● WHAT IS NEEDED: From the entries below, copy every line where the string "Sverige" appears.

** START SUPPLIED MATERIAL **

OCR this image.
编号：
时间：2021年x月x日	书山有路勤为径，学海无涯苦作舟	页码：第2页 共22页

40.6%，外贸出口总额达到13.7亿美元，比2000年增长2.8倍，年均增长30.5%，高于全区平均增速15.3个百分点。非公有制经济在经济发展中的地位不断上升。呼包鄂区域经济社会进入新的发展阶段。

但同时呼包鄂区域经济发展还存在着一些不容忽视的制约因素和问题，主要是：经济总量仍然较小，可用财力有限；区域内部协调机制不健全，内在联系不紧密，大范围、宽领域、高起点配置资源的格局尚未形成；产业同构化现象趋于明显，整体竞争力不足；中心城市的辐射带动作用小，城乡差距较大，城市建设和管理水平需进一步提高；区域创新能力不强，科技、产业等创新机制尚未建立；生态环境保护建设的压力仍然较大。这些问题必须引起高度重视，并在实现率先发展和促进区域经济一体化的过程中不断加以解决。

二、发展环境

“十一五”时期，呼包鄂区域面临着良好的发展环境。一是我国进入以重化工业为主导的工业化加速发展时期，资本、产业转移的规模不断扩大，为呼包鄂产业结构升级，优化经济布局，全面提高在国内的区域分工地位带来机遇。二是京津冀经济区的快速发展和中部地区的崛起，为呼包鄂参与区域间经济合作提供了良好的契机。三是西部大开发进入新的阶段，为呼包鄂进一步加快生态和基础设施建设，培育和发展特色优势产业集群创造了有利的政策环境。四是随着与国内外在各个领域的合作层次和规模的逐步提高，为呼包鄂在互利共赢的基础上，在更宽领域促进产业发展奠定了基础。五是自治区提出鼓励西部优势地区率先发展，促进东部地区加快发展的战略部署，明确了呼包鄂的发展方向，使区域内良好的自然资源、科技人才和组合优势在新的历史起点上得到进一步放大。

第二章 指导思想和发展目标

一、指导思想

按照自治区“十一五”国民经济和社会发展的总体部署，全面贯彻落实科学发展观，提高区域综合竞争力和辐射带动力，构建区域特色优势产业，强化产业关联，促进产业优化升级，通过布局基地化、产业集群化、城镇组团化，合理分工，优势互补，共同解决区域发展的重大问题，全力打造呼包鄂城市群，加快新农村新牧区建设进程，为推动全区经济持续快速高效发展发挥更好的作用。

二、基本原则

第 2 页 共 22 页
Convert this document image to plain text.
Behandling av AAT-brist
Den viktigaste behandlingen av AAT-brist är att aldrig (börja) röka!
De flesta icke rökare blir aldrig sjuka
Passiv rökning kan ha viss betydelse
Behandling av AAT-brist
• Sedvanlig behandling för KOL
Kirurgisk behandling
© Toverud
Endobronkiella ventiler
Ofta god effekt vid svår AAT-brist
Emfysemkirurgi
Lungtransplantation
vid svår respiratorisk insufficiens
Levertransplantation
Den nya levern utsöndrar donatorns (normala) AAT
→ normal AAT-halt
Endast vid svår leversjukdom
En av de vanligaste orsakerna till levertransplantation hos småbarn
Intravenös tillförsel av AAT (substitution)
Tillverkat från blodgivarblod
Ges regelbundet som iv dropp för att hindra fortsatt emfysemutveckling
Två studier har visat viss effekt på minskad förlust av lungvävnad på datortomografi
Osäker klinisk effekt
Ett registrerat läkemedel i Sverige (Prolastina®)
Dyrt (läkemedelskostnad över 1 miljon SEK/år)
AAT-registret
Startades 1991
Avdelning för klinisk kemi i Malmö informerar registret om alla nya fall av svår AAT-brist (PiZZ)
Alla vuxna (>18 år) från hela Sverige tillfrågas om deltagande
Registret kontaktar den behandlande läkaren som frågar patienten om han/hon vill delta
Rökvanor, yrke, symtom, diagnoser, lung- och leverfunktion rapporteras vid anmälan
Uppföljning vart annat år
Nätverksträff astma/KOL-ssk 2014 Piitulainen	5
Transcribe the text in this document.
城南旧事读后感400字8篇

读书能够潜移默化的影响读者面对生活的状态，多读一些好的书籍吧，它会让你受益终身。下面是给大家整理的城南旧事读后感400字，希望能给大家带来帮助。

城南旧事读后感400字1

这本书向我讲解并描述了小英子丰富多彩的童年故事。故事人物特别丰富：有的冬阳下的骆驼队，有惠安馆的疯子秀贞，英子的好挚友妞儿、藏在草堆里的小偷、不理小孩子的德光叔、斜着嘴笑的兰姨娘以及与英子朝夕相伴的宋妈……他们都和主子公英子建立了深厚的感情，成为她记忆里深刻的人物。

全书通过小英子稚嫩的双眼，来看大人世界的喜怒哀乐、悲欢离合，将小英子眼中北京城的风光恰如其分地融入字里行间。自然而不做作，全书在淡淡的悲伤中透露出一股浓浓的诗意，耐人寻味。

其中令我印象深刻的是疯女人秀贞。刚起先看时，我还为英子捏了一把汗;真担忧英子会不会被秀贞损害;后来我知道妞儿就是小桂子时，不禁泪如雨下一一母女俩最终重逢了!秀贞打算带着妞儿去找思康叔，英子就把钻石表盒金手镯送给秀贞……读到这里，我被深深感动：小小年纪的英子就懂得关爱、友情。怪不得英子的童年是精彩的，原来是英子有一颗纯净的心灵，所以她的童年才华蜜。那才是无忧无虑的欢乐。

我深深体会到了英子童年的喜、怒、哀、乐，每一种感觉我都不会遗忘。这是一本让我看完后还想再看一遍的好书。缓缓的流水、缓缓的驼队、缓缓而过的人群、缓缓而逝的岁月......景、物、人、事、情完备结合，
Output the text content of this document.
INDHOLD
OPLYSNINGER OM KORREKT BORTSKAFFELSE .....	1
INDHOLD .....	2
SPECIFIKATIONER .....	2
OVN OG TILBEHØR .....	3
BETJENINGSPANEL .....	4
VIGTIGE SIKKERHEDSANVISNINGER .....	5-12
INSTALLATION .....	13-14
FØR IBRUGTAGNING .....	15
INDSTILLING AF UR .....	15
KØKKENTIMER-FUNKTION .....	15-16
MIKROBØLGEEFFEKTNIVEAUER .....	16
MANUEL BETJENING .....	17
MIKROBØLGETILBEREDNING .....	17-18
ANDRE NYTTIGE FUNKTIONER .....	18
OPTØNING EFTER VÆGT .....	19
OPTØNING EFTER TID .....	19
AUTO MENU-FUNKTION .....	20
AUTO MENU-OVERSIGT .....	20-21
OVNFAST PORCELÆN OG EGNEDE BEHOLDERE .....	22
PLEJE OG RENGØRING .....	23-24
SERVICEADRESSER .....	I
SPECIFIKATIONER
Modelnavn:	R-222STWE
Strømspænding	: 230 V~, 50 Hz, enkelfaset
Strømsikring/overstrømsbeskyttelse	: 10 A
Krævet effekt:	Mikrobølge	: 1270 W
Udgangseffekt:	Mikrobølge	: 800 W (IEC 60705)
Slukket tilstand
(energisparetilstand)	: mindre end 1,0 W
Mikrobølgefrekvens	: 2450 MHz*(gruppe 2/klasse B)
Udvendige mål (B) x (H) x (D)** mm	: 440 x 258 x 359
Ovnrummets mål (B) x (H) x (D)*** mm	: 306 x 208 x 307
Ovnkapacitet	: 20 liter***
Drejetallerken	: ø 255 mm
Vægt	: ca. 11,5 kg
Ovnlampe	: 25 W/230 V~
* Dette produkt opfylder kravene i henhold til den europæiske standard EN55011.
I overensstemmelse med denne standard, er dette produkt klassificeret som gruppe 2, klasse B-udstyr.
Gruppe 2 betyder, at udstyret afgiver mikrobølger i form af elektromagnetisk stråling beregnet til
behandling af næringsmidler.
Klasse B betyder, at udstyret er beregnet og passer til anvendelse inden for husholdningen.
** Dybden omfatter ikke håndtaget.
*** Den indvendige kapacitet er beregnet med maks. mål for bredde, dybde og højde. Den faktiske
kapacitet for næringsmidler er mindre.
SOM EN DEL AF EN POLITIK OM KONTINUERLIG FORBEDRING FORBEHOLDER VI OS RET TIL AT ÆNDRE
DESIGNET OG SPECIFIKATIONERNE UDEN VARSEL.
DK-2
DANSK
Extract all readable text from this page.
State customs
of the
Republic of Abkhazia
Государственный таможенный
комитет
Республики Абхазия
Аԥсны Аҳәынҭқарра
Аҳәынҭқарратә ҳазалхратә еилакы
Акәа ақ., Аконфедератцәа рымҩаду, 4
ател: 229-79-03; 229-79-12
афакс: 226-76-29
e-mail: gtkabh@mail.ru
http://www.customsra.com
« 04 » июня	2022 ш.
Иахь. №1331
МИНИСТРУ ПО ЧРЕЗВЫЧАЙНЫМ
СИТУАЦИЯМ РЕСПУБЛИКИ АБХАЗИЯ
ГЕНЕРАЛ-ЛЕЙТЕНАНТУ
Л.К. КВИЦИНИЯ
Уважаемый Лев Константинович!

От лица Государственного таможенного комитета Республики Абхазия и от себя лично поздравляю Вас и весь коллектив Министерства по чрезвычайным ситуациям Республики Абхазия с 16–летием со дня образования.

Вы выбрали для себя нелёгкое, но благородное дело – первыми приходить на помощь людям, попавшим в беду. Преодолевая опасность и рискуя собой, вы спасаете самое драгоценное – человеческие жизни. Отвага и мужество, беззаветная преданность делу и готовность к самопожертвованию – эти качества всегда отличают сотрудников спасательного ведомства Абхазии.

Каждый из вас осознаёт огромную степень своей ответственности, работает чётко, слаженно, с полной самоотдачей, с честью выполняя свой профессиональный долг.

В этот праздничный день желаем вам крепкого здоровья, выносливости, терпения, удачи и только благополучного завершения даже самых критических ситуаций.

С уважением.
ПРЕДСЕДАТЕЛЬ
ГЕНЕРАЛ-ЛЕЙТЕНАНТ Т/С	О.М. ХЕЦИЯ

** END SUPPLIED MATERIAL **

● FULL OUTPUT:
Ett registrerat läkemedel i Sverige (Prolastina®)
Alla vuxna (>18 år) från hela Sverige tillfrågas om deltagande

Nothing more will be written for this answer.